═════ Source extract ═════
Asian Journal of Algebra

Year: 2017 | Volume: 10 | Issue: 1 | Page No.: 1-9
DOI: 10.3923/aja.2017.1.9

Flexible Lie-admissible Superalgebras of Vector Type

G. Lakshmi Devi and K. Jayalakshmi

Abstract: Background: First examples of simple nonassociative superalgebras were constructed by Shestakov in (1991 and 1992). Since then many researchers showed interest towards the study of superalgebras and superalgebras of vector type. Materials and Methods: Multiplication in M is uniquely defined by a fixed finite set of derivations and by elements of A. The types of derivations used in this article to obtain the results are the near derivation δ_x,y : a ↦ (a, x, y) the derivation D : a ↦ (x, a, x) and the derivation D_ij : a ↦ (x_i ,a, x_j) Results: The flexible Lie-admissible superalgebra F_FLSA[φ; x] over a 2, 3-torsion free field Φ on one odd generator e is isomorphic to the twisted superalgebra B₀ (Φ[Γ], D, γ₀) with the free generator . In a 2, 3-torsion free flexible Lie-admissible superalgebras of vector type F, the even part A is differentiably simple, associative and commutative algebra and the odd part M is a finitely generated associative and commutative A-bimodule. Conclusion: A connection between the integral domains, the finitely generated projective modules over them, the derivations of an integral domain and the flexible Lie-admissible superalgebras of vector type has been established. If A is an integral domain and M = Ax₁+…+Ax_n be a finitely generated projective A-module of rank 1, then F (A, Δ, Γ) is a flexible Lie-admissible superalgebra with even part A and odd part M provided that the mapping M = Ax_i+…+Ax_n is a nonzero derivation of A into the A-module (M⊗_A M)*, Δ = {D_ij |i, j = 1,…, n} is a set of derivations of A where D_ij (a) = ā (x⊗x_j).

Keywords: Superalgebra, super algebra of vector type, flexible Lie-admissible superalgebra, differentiably simple algebra and grassmann envelope

INTRODUCTION

Okubo and Myung¹ gave the classification of simple flexible Lie-admissible algebra A such that A‾ is reductive and the Levi-factor of A‾ is simple. Later using the results of Okubo and Myung¹ and Benkart and Osborn² determined flexible Lie-admissible algebras A by module approach for which the radical A‾ is abelian. Kamiya and Okubo³ constructed some class of Lie superalgebras from non-super flexible Lie-admissible algebras. They concentrated especially on the case of any associative algebra giving rise to Lie superalgebras.
═════ Items ═════
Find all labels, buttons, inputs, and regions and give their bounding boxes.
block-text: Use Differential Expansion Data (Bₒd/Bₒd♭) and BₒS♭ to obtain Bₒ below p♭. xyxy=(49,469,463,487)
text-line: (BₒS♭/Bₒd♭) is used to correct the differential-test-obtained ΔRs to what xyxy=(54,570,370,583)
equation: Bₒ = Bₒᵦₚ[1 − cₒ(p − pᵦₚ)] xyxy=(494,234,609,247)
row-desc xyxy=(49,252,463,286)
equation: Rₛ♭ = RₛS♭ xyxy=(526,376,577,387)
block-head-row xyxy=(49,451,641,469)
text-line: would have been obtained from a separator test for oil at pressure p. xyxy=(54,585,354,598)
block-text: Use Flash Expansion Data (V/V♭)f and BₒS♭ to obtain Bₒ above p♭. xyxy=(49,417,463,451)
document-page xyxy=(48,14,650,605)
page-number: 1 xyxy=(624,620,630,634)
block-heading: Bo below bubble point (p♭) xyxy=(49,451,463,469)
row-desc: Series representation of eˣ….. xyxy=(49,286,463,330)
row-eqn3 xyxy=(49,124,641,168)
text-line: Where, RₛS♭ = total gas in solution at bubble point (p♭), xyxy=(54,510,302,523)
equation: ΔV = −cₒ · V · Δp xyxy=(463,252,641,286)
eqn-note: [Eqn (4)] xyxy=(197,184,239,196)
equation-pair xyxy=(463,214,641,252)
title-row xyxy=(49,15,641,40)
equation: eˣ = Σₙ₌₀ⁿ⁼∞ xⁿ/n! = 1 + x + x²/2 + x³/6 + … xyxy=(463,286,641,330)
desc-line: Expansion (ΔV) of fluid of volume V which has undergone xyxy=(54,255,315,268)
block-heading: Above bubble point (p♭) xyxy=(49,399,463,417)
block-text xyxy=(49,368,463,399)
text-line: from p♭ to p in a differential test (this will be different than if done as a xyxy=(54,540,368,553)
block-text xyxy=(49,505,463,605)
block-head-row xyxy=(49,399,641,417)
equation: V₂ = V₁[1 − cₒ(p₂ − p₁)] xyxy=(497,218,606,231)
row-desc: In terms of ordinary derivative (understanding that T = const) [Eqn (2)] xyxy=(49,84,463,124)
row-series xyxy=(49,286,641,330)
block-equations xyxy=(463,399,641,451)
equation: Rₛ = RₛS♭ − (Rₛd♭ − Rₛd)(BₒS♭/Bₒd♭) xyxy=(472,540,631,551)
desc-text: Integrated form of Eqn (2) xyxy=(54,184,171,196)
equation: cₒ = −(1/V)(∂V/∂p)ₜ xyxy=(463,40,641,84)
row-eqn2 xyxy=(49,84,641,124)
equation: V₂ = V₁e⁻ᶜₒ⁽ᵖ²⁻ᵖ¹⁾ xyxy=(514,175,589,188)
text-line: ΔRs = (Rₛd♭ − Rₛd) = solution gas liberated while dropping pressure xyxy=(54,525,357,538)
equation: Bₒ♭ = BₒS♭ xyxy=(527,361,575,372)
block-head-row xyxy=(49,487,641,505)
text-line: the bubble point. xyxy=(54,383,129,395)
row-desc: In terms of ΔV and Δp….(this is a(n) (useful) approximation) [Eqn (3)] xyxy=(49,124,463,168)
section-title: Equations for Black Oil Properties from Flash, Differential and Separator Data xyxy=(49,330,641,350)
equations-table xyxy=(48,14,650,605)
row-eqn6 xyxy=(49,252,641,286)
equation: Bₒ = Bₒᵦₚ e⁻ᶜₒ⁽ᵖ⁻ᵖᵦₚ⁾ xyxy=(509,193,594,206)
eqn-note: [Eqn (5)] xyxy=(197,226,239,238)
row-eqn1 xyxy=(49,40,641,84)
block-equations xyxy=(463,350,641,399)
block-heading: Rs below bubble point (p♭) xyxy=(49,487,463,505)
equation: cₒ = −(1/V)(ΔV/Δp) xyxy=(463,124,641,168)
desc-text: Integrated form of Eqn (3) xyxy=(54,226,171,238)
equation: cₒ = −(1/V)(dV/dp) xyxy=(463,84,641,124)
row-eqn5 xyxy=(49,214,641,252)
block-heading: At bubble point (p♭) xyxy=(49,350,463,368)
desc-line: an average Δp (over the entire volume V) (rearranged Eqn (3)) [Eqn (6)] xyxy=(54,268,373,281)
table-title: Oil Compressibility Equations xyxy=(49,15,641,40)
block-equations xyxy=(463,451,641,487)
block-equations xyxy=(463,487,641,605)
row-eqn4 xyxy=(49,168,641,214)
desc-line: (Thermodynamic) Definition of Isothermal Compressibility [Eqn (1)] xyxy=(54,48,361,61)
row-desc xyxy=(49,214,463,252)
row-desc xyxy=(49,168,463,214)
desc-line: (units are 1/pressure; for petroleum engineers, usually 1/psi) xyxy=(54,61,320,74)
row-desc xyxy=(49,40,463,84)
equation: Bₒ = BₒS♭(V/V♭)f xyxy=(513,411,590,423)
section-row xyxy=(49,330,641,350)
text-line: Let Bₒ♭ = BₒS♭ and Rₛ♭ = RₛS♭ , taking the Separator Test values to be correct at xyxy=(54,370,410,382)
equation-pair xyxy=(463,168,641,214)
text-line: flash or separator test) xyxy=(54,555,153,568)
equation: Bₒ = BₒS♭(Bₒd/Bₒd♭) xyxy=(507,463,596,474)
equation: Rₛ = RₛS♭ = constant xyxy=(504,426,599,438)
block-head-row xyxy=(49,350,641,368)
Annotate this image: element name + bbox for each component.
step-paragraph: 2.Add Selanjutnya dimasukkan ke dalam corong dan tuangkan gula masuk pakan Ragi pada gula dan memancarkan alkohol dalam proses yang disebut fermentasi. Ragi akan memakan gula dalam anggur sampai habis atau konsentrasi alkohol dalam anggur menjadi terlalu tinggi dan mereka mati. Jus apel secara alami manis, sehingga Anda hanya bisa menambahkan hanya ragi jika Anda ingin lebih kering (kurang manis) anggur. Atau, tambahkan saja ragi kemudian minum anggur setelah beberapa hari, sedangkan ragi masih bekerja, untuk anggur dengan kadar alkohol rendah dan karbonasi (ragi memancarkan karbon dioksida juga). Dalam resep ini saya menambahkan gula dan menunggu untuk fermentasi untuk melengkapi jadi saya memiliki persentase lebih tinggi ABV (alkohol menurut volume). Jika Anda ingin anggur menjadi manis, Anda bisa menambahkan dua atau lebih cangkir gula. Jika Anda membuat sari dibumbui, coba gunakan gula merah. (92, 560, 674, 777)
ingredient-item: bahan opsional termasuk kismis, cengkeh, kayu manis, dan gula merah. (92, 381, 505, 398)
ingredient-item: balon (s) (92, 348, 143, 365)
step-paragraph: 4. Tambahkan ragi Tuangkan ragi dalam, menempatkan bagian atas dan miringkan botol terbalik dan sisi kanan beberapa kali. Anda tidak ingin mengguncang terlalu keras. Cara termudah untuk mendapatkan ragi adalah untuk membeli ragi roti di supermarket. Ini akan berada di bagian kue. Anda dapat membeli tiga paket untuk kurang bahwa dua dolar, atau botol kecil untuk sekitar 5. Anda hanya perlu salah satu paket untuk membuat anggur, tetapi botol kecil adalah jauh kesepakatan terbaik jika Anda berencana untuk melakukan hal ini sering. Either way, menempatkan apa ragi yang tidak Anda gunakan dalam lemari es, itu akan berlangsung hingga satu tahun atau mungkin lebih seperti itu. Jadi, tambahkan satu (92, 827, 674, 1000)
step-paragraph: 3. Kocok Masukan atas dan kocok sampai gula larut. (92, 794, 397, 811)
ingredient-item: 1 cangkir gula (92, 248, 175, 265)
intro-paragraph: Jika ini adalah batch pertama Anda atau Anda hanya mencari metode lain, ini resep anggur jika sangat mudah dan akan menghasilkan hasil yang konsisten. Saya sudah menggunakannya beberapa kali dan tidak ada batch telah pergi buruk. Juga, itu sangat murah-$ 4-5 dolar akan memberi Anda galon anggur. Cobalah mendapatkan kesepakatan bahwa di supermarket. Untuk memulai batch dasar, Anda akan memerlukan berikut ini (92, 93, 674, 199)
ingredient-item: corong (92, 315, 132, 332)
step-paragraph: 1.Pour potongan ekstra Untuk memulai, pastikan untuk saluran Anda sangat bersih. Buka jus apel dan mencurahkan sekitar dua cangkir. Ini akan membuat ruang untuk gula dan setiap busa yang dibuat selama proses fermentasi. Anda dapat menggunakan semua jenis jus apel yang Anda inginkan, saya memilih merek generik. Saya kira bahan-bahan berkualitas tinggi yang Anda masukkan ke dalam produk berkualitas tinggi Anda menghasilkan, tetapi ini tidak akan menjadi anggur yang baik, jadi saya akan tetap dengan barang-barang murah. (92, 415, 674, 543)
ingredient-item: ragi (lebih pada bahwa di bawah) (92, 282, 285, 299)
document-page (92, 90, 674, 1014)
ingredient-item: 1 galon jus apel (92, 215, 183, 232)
═════
Tasks to perform:
**1)** In the text on flexible Lie-admissible superalgebras, what uniquely determines the multiplication in M? Answer in one to three sentences.
**2)** Copy out the lines of the Stored data listing, starting with its first line and going on through the line containing "text-line: (BₒS♭/Bₒd♭) is".

Solved problems:
**1)** Multiplication in M is uniquely defined by a fixed finite set of derivations together with elements of A.

**2)**
Find all labels, buttons, inputs, and regions and give their bounding boxes.
block-text: Use Differential Expansion Data (Bₒd/Bₒd♭) and BₒS♭ to obtain Bₒ below p♭. xyxy=(49,469,463,487)
text-line: (BₒS♭/Bₒd♭) is used to correct the differential-test-obtained ΔRs to what xyxy=(54,570,370,583)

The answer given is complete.